Go through the listing and set it down exactly, leaving out its pictures.

§ PROVIDED ENTRIES
* * *
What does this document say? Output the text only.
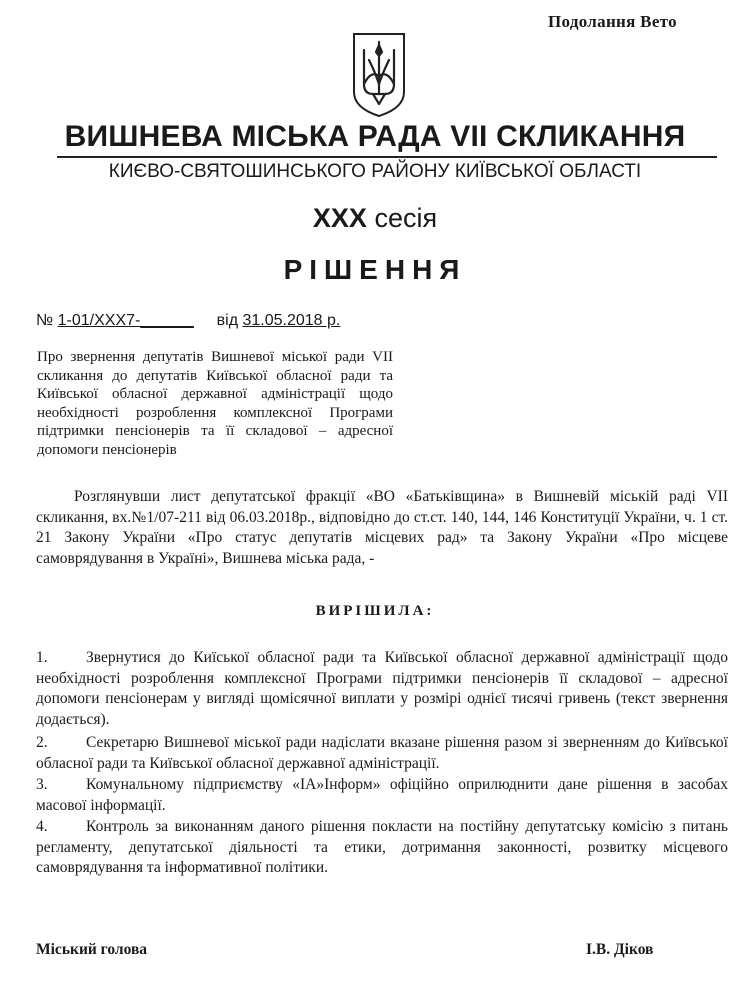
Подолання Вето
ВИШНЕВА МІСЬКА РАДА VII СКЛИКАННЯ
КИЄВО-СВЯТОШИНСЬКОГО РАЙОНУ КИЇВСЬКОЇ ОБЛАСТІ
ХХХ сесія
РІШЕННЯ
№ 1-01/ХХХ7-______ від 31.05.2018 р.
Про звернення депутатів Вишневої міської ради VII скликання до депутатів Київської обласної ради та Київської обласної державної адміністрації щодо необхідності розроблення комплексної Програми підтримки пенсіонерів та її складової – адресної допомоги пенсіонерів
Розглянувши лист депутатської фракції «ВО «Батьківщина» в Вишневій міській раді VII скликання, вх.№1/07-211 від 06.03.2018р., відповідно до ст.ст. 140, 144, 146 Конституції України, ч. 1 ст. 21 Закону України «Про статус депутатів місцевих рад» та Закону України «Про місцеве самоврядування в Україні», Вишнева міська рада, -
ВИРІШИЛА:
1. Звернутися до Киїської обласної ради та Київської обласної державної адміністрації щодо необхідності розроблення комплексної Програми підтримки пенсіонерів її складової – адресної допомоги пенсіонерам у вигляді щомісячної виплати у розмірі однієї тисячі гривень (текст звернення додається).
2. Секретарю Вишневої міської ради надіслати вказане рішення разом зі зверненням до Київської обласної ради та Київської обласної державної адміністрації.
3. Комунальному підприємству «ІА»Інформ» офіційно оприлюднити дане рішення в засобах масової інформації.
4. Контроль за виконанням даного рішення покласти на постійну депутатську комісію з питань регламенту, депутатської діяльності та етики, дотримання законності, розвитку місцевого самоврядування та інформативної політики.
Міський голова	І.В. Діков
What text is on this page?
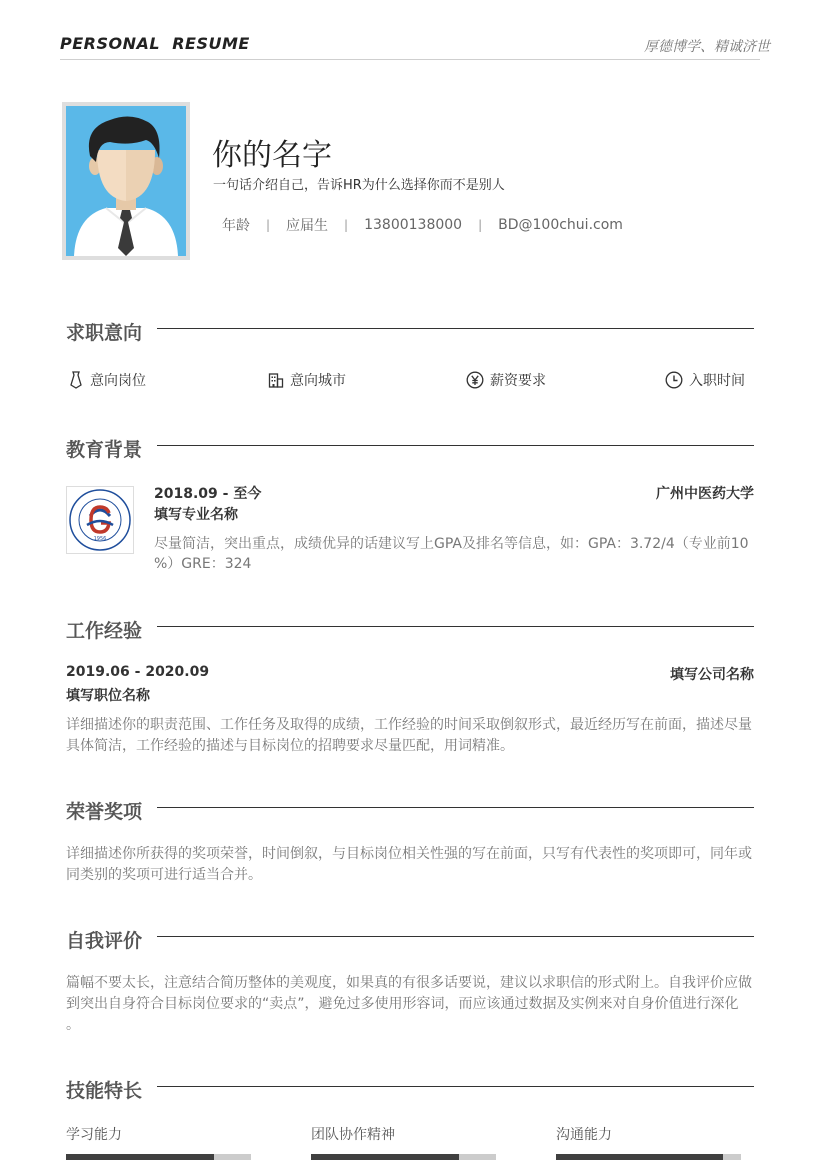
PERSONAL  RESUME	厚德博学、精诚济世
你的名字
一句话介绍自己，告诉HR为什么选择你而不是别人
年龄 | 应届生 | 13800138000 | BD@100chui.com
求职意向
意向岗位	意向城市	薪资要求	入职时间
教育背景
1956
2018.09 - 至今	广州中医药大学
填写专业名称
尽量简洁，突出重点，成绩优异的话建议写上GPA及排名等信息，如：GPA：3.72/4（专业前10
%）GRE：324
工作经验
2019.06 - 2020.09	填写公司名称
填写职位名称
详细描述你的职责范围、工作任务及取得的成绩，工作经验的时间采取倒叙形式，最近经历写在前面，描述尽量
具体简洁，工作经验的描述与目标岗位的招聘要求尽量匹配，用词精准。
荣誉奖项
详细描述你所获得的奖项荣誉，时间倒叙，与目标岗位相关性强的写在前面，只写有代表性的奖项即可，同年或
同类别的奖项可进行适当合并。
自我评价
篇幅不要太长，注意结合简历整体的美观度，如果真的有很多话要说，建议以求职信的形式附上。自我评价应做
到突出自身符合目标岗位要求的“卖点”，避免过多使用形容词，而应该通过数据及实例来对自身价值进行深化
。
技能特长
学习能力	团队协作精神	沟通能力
* * *
§ WORKED ANSWER
What does this document say? Output the text only.
Подолання Вето
ВИШНЕВА МІСЬКА РАДА VII СКЛИКАННЯ
КИЄВО-СВЯТОШИНСЬКОГО РАЙОНУ КИЇВСЬКОЇ ОБЛАСТІ
ХХХ сесія
РІШЕННЯ
№ 1-01/ХХХ7-______ від 31.05.2018 р.
Про звернення депутатів Вишневої міської ради VII скликання до депутатів Київської обласної ради та Київської обласної державної адміністрації щодо необхідності розроблення комплексної Програми підтримки пенсіонерів та її складової – адресної допомоги пенсіонерів
Розглянувши лист депутатської фракції «ВО «Батьківщина» в Вишневій міській раді VII скликання, вх.№1/07-211 від 06.03.2018р., відповідно до ст.ст. 140, 144, 146 Конституції України, ч. 1 ст. 21 Закону України «Про статус депутатів місцевих рад» та Закону України «Про місцеве самоврядування в Україні», Вишнева міська рада, -
ВИРІШИЛА:
1. Звернутися до Киїської обласної ради та Київської обласної державної адміністрації щодо необхідності розроблення комплексної Програми підтримки пенсіонерів її складової – адресної допомоги пенсіонерам у вигляді щомісячної виплати у розмірі однієї тисячі гривень (текст звернення додається).
2. Секретарю Вишневої міської ради надіслати вказане рішення разом зі зверненням до Київської обласної ради та Київської обласної державної адміністрації.
3. Комунальному підприємству «ІА»Інформ» офіційно оприлюднити дане рішення в засобах масової інформації.
4. Контроль за виконанням даного рішення покласти на постійну депутатську комісію з питань регламенту, депутатської діяльності та етики, дотримання законності, розвитку місцевого самоврядування та інформативної політики.
Міський голова	І.В. Діков
What text is on this page?
PERSONAL  RESUME	厚德博学、精诚济世
你的名字
一句话介绍自己，告诉HR为什么选择你而不是别人
年龄 | 应届生 | 13800138000 | BD@100chui.com
求职意向
意向岗位	意向城市	薪资要求	入职时间
教育背景
1956
2018.09 - 至今	广州中医药大学
填写专业名称
尽量简洁，突出重点，成绩优异的话建议写上GPA及排名等信息，如：GPA：3.72/4（专业前10
%）GRE：324
工作经验
2019.06 - 2020.09	填写公司名称
填写职位名称
详细描述你的职责范围、工作任务及取得的成绩，工作经验的时间采取倒叙形式，最近经历写在前面，描述尽量
具体简洁，工作经验的描述与目标岗位的招聘要求尽量匹配，用词精准。
荣誉奖项
详细描述你所获得的奖项荣誉，时间倒叙，与目标岗位相关性强的写在前面，只写有代表性的奖项即可，同年或
同类别的奖项可进行适当合并。
自我评价
篇幅不要太长，注意结合简历整体的美观度，如果真的有很多话要说，建议以求职信的形式附上。自我评价应做
到突出自身符合目标岗位要求的“卖点”，避免过多使用形容词，而应该通过数据及实例来对自身价值进行深化
。
技能特长
学习能力	团队协作精神	沟通能力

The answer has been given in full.